The request ->
Report how many lines hold the string "Emirates". Give the number and nothing else.

::::

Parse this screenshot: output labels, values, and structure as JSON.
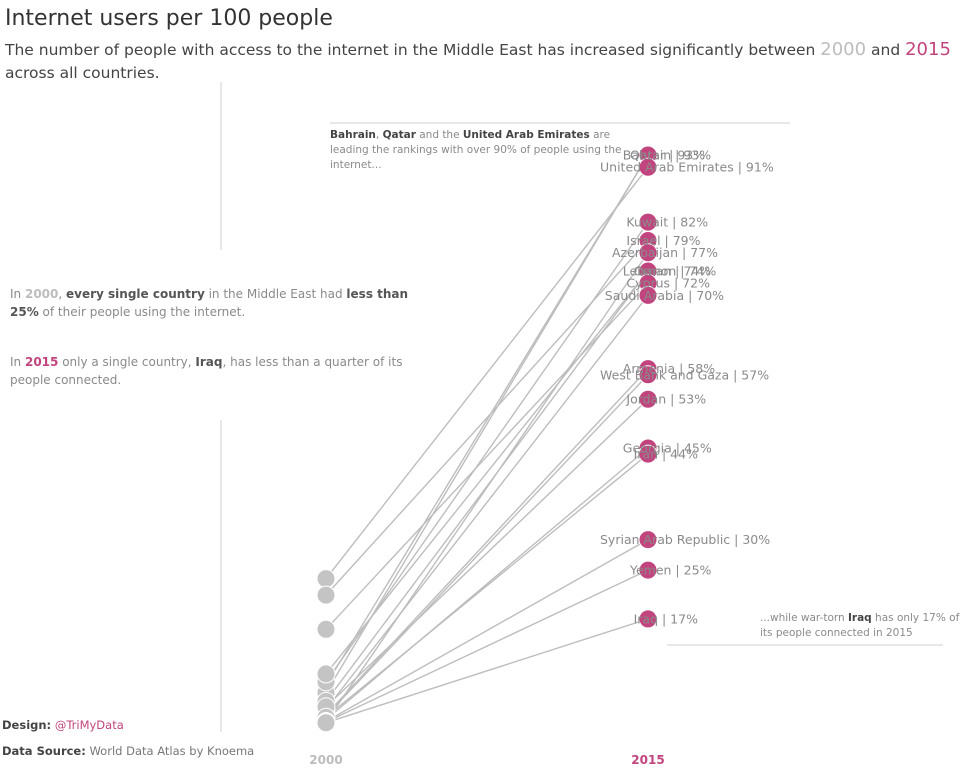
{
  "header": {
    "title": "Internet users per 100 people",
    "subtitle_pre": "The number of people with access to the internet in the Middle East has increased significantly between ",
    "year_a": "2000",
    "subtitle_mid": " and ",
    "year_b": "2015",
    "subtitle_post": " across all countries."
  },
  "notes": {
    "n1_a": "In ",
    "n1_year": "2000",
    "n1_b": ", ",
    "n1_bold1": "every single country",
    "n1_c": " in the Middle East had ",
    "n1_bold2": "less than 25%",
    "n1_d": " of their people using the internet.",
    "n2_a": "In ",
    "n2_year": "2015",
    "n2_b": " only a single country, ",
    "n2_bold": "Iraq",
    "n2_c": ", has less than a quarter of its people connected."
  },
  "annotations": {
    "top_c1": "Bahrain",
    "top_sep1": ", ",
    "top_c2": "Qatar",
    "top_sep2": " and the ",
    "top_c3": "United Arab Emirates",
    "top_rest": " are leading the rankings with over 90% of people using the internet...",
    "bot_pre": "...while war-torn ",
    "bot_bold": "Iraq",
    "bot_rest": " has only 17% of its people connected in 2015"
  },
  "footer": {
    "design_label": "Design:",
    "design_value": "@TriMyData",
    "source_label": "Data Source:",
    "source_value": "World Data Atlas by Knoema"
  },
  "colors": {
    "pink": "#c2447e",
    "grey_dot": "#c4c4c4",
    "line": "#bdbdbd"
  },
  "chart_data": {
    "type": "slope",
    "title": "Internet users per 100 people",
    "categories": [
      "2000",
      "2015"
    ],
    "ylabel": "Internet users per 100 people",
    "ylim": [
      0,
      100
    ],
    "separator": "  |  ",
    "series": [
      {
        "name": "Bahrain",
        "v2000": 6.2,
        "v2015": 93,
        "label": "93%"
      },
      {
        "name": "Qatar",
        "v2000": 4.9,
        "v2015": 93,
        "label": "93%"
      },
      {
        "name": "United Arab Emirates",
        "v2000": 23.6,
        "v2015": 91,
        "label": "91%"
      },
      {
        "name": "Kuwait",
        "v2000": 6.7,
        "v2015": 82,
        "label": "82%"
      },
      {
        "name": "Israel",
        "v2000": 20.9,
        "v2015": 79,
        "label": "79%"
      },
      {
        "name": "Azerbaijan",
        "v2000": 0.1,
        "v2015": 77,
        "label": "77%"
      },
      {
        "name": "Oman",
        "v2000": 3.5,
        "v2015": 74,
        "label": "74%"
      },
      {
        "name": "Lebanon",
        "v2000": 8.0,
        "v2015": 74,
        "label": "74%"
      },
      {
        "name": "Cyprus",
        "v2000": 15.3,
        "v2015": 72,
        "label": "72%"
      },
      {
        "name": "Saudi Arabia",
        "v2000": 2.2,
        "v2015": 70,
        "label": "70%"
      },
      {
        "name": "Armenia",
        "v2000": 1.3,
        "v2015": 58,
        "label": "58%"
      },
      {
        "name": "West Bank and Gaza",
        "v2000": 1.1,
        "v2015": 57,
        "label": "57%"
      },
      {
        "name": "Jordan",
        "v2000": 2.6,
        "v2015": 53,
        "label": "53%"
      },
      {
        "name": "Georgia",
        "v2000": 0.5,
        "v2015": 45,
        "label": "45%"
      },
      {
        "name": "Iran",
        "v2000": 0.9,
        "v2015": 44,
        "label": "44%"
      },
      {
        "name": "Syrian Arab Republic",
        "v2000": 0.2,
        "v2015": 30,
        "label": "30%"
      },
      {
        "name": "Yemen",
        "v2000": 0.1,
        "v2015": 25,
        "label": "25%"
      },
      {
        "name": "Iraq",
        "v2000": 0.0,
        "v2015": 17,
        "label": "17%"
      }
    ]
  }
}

::::

Solution below ->
2